SUPPLIED RECORDS:
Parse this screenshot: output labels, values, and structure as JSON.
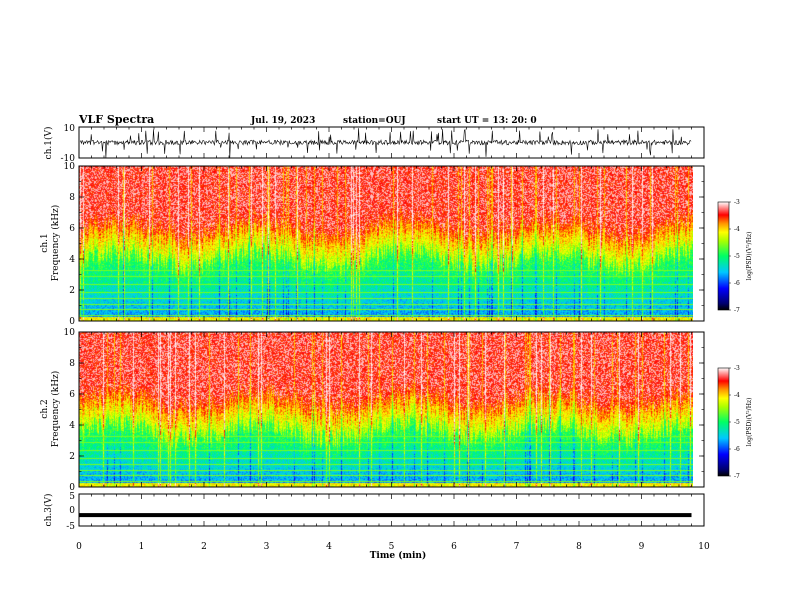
{
  "header": {
    "title": "VLF Spectra",
    "date": "Jul. 19, 2023",
    "station": "station=OUJ",
    "start": "start UT =  13: 20: 0"
  },
  "chart_data": [
    {
      "name": "ch1-waveform",
      "type": "line",
      "ylabel": "ch.1(V)",
      "ylim": [
        -10,
        10
      ],
      "yticks": [
        "10",
        "-10"
      ],
      "xlim": [
        0,
        10
      ],
      "approx_level": 0
    },
    {
      "name": "ch1-spectrogram",
      "type": "heatmap",
      "ylabel_1": "ch.1",
      "ylabel_2": "Frequency (kHz)",
      "ylim": [
        0,
        10
      ],
      "yticks": [
        "0",
        "2",
        "4",
        "6",
        "8",
        "10"
      ],
      "xlim": [
        0,
        9.8
      ],
      "colorbar": {
        "label": "log(PSD)(V²/Hz)",
        "range": [
          -7,
          -3
        ],
        "ticks": [
          "-3",
          "-4",
          "-5",
          "-6",
          "-7"
        ]
      }
    },
    {
      "name": "ch2-spectrogram",
      "type": "heatmap",
      "ylabel_1": "ch.2",
      "ylabel_2": "Frequency (kHz)",
      "ylim": [
        0,
        10
      ],
      "yticks": [
        "0",
        "2",
        "4",
        "6",
        "8",
        "10"
      ],
      "xlim": [
        0,
        9.8
      ],
      "colorbar": {
        "label": "log(PSD)(V²/Hz)",
        "range": [
          -7,
          -3
        ],
        "ticks": [
          "-3",
          "-4",
          "-5",
          "-6",
          "-7"
        ]
      }
    },
    {
      "name": "ch3-waveform",
      "type": "line",
      "ylabel": "ch.3(V)",
      "ylim": [
        -5,
        5
      ],
      "yticks": [
        "5",
        "0",
        "-5"
      ],
      "xlim": [
        0,
        10
      ],
      "approx_level": -1.6
    }
  ],
  "xaxis": {
    "label": "Time (min)",
    "ticks": [
      "0",
      "1",
      "2",
      "3",
      "4",
      "5",
      "6",
      "7",
      "8",
      "9",
      "10"
    ]
  }
}
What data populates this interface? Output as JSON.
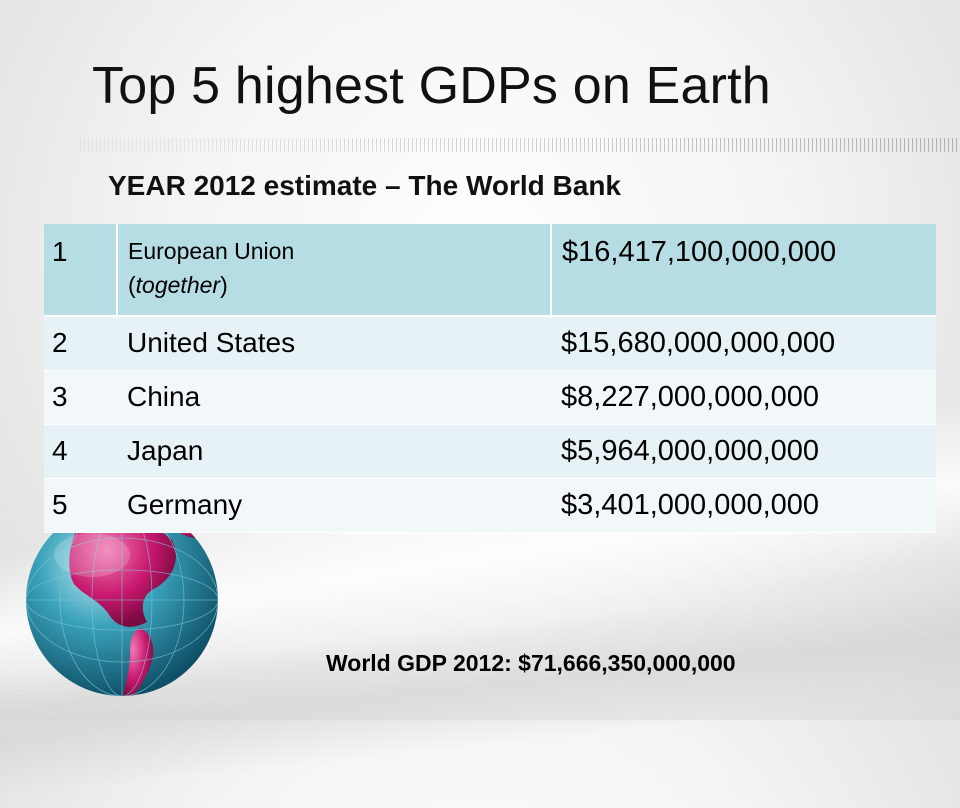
{
  "slide": {
    "title": "Top 5 highest GDPs on Earth",
    "subtitle": "YEAR 2012 estimate – The World Bank",
    "footer": "World GDP 2012: $71,666,350,000,000"
  },
  "table": {
    "header_row": {
      "rank": "1",
      "country_main": "European Union",
      "country_note": "(together)",
      "value": "$16,417,100,000,000"
    },
    "rows": [
      {
        "rank": "2",
        "country": "United States",
        "value": "$15,680,000,000,000"
      },
      {
        "rank": "3",
        "country": "China",
        "value": "$8,227,000,000,000"
      },
      {
        "rank": "4",
        "country": "Japan",
        "value": "$5,964,000,000,000"
      },
      {
        "rank": "5",
        "country": "Germany",
        "value": "$3,401,000,000,000"
      }
    ]
  },
  "colors": {
    "header_row": "#b6dde3",
    "row_light": "#f2f8fa",
    "row_alt": "#e6f2f5",
    "globe_ocean": "#2f8fa8",
    "globe_land": "#c8186e"
  },
  "icons": {
    "globe": "globe-icon"
  }
}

EXERCISE REQUIREMENTS: Print each record exactly as it stands, leaving the images out.

OUTPUT OF THE TASK:
Parse this screenshot: output labels, values, and structure as JSON.
{
  "header": {
    "title": "VLF Spectra",
    "date": "Jul. 19, 2023",
    "station": "station=OUJ",
    "start": "start UT =  13: 20: 0"
  },
  "chart_data": [
    {
      "name": "ch1-waveform",
      "type": "line",
      "ylabel": "ch.1(V)",
      "ylim": [
        -10,
        10
      ],
      "yticks": [
        "10",
        "-10"
      ],
      "xlim": [
        0,
        10
      ],
      "approx_level": 0
    },
    {
      "name": "ch1-spectrogram",
      "type": "heatmap",
      "ylabel_1": "ch.1",
      "ylabel_2": "Frequency (kHz)",
      "ylim": [
        0,
        10
      ],
      "yticks": [
        "0",
        "2",
        "4",
        "6",
        "8",
        "10"
      ],
      "xlim": [
        0,
        9.8
      ],
      "colorbar": {
        "label": "log(PSD)(V²/Hz)",
        "range": [
          -7,
          -3
        ],
        "ticks": [
          "-3",
          "-4",
          "-5",
          "-6",
          "-7"
        ]
      }
    },
    {
      "name": "ch2-spectrogram",
      "type": "heatmap",
      "ylabel_1": "ch.2",
      "ylabel_2": "Frequency (kHz)",
      "ylim": [
        0,
        10
      ],
      "yticks": [
        "0",
        "2",
        "4",
        "6",
        "8",
        "10"
      ],
      "xlim": [
        0,
        9.8
      ],
      "colorbar": {
        "label": "log(PSD)(V²/Hz)",
        "range": [
          -7,
          -3
        ],
        "ticks": [
          "-3",
          "-4",
          "-5",
          "-6",
          "-7"
        ]
      }
    },
    {
      "name": "ch3-waveform",
      "type": "line",
      "ylabel": "ch.3(V)",
      "ylim": [
        -5,
        5
      ],
      "yticks": [
        "5",
        "0",
        "-5"
      ],
      "xlim": [
        0,
        10
      ],
      "approx_level": -1.6
    }
  ],
  "xaxis": {
    "label": "Time (min)",
    "ticks": [
      "0",
      "1",
      "2",
      "3",
      "4",
      "5",
      "6",
      "7",
      "8",
      "9",
      "10"
    ]
  }
}
What data populates this interface? Output as JSON.
{
  "slide": {
    "title": "Top 5 highest GDPs on Earth",
    "subtitle": "YEAR 2012 estimate – The World Bank",
    "footer": "World GDP 2012: $71,666,350,000,000"
  },
  "table": {
    "header_row": {
      "rank": "1",
      "country_main": "European Union",
      "country_note": "(together)",
      "value": "$16,417,100,000,000"
    },
    "rows": [
      {
        "rank": "2",
        "country": "United States",
        "value": "$15,680,000,000,000"
      },
      {
        "rank": "3",
        "country": "China",
        "value": "$8,227,000,000,000"
      },
      {
        "rank": "4",
        "country": "Japan",
        "value": "$5,964,000,000,000"
      },
      {
        "rank": "5",
        "country": "Germany",
        "value": "$3,401,000,000,000"
      }
    ]
  },
  "colors": {
    "header_row": "#b6dde3",
    "row_light": "#f2f8fa",
    "row_alt": "#e6f2f5",
    "globe_ocean": "#2f8fa8",
    "globe_land": "#c8186e"
  },
  "icons": {
    "globe": "globe-icon"
  }
}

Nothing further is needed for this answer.